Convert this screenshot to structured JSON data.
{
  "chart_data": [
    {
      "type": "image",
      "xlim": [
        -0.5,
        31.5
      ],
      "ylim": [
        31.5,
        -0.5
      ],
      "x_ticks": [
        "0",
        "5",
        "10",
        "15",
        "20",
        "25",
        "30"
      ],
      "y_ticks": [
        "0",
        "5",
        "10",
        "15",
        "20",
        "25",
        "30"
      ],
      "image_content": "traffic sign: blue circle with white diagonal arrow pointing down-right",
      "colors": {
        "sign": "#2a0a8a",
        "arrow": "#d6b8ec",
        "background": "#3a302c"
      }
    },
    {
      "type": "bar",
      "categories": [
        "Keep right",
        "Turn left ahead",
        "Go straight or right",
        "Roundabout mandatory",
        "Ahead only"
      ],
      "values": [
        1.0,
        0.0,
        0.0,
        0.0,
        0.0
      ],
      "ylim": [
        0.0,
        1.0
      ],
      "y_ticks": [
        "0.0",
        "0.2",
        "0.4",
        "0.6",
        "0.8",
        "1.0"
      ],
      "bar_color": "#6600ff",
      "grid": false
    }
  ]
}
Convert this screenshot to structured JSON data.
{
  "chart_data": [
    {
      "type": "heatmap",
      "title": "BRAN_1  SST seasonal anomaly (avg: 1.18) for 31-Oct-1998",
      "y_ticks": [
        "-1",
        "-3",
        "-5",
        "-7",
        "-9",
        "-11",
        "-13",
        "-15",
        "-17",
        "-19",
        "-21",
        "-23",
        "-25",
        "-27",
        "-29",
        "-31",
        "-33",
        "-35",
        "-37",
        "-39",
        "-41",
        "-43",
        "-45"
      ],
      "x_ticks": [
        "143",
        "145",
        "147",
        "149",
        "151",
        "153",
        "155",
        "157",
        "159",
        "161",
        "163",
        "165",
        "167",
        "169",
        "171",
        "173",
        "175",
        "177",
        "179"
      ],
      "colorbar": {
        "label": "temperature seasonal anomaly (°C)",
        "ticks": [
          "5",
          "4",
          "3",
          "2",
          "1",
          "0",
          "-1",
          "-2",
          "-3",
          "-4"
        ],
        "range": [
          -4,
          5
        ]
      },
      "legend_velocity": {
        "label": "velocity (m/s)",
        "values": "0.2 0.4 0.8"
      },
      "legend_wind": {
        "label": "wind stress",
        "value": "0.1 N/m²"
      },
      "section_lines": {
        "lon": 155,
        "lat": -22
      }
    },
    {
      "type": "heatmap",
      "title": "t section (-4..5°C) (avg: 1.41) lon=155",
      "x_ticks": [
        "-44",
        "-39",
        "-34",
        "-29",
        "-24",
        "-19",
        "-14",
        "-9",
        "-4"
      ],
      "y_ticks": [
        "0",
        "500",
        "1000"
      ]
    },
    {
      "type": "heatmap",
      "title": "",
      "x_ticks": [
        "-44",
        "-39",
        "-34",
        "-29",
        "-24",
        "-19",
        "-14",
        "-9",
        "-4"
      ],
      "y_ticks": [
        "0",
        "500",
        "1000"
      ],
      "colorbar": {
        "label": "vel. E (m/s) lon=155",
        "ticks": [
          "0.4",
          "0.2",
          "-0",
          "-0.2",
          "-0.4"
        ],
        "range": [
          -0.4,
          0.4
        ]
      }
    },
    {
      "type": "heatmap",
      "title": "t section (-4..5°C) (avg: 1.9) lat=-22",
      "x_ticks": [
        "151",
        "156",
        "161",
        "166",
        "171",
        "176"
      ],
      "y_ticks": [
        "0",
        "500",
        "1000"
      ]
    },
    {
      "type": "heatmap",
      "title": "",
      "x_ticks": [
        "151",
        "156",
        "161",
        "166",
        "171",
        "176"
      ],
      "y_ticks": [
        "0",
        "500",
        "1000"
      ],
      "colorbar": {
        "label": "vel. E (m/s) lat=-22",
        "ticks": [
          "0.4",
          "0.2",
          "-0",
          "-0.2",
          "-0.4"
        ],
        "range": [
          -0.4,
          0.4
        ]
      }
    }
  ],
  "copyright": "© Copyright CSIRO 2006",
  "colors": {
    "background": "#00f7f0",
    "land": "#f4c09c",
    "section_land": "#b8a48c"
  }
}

::::::

Directions:
Filter the data for the string "sign" and copy every line that has it.

Answer:
      "image_content": "traffic sign: blue circle with white diagonal arrow pointing down-right",
        "sign": "#2a0a8a",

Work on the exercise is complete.